▶
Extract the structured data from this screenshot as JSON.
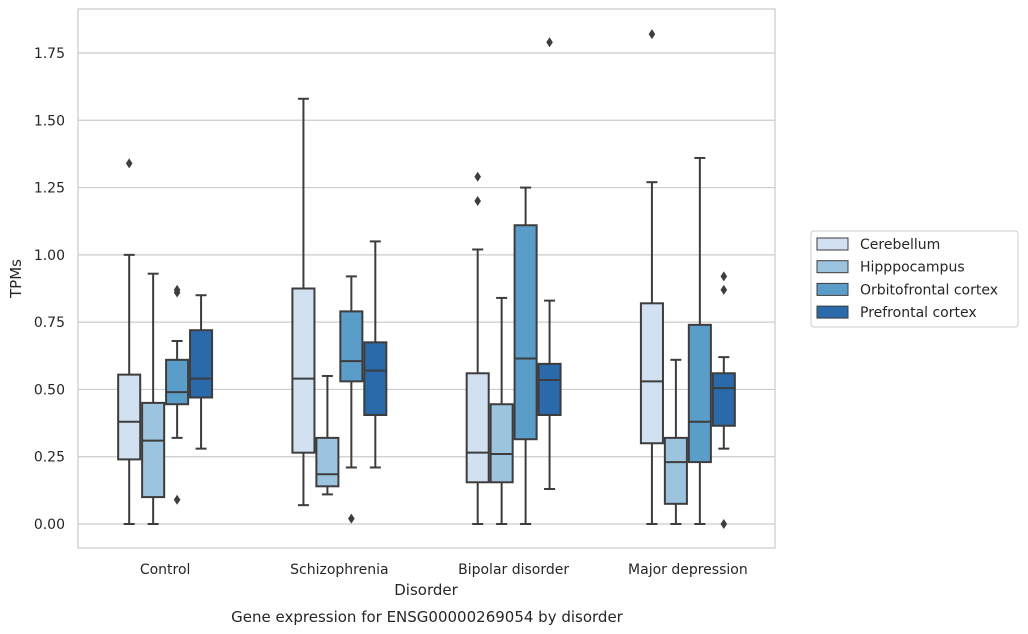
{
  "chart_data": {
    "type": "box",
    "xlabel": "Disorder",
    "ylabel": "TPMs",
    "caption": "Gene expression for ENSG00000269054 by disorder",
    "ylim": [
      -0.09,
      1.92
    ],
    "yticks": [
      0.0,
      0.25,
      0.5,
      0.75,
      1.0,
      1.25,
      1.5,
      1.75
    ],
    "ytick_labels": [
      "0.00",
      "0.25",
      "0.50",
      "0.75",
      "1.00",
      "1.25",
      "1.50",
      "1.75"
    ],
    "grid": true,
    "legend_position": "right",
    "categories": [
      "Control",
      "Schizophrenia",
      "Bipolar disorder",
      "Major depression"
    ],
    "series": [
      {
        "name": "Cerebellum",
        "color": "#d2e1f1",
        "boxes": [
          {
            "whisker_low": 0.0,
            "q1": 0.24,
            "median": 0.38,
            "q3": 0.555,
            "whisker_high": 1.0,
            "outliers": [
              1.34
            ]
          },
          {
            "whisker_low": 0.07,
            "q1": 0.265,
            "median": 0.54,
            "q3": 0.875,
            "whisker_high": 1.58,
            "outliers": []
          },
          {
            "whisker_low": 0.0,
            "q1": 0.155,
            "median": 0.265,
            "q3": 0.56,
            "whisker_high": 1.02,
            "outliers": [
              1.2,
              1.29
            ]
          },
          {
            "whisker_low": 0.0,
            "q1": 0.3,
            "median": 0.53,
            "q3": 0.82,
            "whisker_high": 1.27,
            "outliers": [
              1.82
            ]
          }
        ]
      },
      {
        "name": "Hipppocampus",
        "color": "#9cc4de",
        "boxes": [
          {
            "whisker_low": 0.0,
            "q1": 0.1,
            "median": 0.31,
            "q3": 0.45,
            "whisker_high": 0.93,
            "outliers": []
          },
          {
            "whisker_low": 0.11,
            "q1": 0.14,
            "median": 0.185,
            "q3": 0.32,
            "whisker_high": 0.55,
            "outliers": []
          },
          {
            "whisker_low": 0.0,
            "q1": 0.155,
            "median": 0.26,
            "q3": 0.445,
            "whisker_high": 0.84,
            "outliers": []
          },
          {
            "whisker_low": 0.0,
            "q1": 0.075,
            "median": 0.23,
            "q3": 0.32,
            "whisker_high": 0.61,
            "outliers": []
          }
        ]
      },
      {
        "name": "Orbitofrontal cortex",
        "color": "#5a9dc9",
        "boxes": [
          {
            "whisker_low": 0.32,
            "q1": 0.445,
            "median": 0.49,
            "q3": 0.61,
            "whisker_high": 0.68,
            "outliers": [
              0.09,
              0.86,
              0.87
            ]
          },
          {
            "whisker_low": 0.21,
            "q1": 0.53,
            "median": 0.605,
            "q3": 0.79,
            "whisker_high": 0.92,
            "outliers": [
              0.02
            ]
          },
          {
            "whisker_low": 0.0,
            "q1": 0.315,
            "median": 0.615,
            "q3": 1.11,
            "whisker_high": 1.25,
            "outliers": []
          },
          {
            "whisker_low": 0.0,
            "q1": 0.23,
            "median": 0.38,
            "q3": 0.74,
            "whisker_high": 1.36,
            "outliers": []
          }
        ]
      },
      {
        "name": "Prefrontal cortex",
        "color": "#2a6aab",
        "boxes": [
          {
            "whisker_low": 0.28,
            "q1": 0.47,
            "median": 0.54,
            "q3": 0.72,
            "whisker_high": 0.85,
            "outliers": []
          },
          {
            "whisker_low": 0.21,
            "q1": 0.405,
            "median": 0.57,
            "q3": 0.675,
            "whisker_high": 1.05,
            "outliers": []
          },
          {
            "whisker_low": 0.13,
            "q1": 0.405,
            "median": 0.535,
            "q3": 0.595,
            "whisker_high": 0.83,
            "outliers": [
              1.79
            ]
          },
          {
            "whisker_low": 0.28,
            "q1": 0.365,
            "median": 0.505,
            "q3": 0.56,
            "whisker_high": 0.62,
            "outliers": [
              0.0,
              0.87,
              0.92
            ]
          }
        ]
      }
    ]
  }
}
◀
Copy out every line from the records that has the word "cortex".

        "name": "Orbitofrontal cortex",
        "name": "Prefrontal cortex",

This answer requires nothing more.